* [Work to complete] Below are entries. Pull out all lines containing "jego".

* [Data shown]

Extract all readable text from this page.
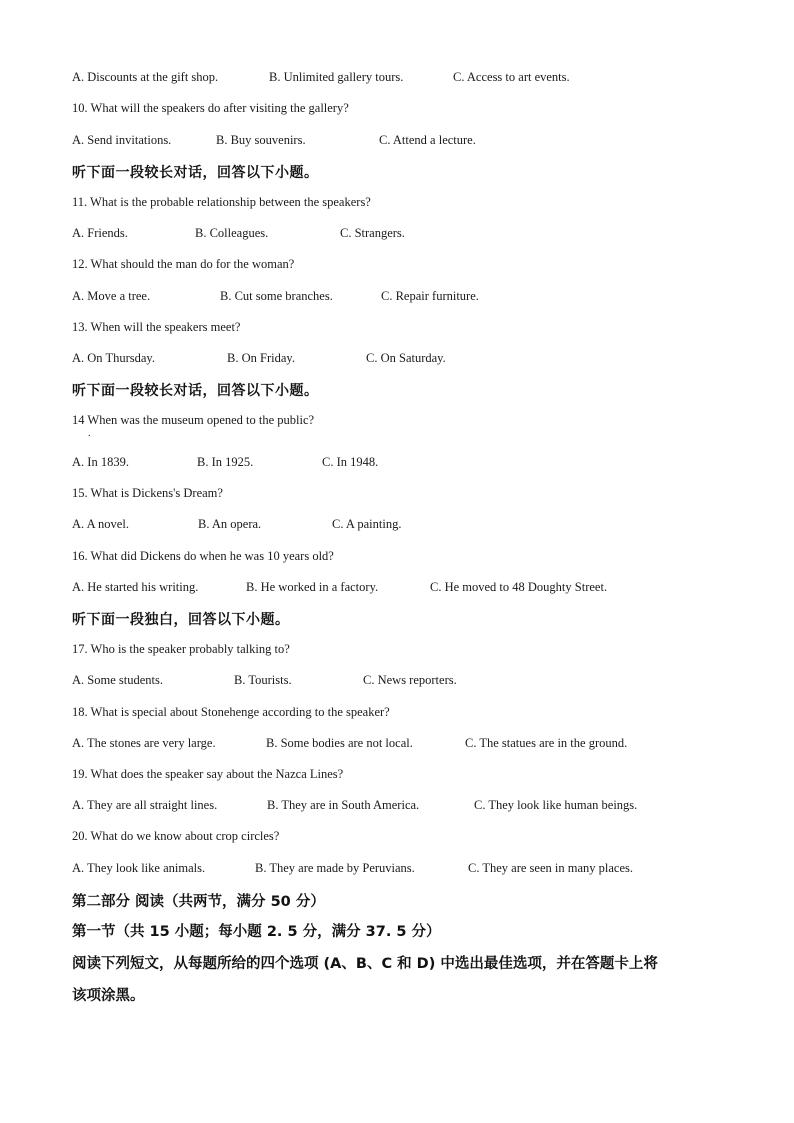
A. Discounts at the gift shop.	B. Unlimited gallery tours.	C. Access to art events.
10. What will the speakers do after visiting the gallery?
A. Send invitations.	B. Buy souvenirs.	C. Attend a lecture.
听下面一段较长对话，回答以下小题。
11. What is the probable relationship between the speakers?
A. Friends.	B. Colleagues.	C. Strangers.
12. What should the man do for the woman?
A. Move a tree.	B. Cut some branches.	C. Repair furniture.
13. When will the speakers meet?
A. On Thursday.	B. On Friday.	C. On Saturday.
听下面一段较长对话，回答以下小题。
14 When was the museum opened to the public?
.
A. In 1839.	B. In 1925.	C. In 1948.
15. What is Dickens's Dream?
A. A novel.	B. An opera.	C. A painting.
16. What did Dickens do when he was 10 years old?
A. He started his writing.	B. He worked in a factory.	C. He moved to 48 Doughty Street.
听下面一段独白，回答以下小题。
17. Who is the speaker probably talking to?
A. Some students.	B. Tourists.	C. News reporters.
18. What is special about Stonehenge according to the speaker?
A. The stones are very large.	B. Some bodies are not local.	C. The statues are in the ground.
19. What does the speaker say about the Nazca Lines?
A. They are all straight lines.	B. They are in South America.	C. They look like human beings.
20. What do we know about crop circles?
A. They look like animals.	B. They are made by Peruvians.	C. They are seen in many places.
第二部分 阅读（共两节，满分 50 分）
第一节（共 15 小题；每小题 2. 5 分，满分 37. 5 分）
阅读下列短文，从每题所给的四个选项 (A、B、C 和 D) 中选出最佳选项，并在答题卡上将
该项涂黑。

==

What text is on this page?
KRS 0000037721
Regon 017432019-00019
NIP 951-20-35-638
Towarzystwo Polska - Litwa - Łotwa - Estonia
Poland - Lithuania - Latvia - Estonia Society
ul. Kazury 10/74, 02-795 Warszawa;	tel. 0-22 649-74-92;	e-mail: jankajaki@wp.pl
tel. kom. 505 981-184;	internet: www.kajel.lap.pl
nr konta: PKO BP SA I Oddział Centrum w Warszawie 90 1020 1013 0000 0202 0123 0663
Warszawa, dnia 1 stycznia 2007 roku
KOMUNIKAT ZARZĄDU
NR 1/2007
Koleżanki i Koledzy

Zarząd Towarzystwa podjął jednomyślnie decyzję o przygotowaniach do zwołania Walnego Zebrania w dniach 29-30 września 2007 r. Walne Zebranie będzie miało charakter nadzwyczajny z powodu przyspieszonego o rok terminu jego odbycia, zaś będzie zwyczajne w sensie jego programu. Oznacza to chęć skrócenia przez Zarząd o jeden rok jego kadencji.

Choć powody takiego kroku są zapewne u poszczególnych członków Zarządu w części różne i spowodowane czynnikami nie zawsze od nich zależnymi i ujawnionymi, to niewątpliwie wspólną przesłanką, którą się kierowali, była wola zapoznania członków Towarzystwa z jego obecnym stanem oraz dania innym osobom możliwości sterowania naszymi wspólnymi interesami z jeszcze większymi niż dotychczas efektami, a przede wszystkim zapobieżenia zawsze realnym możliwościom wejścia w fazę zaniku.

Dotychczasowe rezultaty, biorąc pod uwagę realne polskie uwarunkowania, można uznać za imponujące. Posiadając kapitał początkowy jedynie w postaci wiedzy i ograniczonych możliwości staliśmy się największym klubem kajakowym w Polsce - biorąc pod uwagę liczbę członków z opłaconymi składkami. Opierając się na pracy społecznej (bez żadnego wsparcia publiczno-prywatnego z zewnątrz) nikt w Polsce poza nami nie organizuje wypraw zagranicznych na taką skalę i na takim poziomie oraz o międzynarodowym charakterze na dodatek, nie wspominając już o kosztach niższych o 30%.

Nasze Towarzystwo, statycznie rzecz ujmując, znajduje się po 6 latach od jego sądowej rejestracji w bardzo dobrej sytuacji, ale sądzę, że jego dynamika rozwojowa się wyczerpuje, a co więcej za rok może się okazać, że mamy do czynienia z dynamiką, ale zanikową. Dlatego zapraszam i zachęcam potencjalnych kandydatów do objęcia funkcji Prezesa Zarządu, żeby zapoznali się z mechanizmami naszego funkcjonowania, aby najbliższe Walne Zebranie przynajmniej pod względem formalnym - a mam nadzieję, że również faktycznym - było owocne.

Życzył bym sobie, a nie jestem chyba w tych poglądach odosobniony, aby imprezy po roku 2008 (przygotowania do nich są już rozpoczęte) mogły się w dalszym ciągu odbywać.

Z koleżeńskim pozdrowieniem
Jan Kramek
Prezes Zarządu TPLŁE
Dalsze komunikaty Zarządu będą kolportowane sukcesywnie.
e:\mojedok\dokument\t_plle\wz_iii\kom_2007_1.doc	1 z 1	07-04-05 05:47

* [Task answer]
Zarząd Towarzystwa podjął jednomyślnie decyzję o przygotowaniach do zwołania Walnego Zebrania w dniach 29-30 września 2007 r. Walne Zebranie będzie miało charakter nadzwyczajny z powodu przyspieszonego o rok terminu jego odbycia, zaś będzie zwyczajne w sensie jego programu. Oznacza to chęć skrócenia przez Zarząd o jeden rok jego kadencji.
Choć powody takiego kroku są zapewne u poszczególnych członków Zarządu w części różne i spowodowane czynnikami nie zawsze od nich zależnymi i ujawnionymi, to niewątpliwie wspólną przesłanką, którą się kierowali, była wola zapoznania członków Towarzystwa z jego obecnym stanem oraz dania innym osobom możliwości sterowania naszymi wspólnymi interesami z jeszcze większymi niż dotychczas efektami, a przede wszystkim zapobieżenia zawsze realnym możliwościom wejścia w fazę zaniku.
Nasze Towarzystwo, statycznie rzecz ujmując, znajduje się po 6 latach od jego sądowej rejestracji w bardzo dobrej sytuacji, ale sądzę, że jego dynamika rozwojowa się wyczerpuje, a co więcej za rok może się okazać, że mamy do czynienia z dynamiką, ale zanikową. Dlatego zapraszam i zachęcam potencjalnych kandydatów do objęcia funkcji Prezesa Zarządu, żeby zapoznali się z mechanizmami naszego funkcjonowania, aby najbliższe Walne Zebranie przynajmniej pod względem formalnym - a mam nadzieję, że również faktycznym - było owocne.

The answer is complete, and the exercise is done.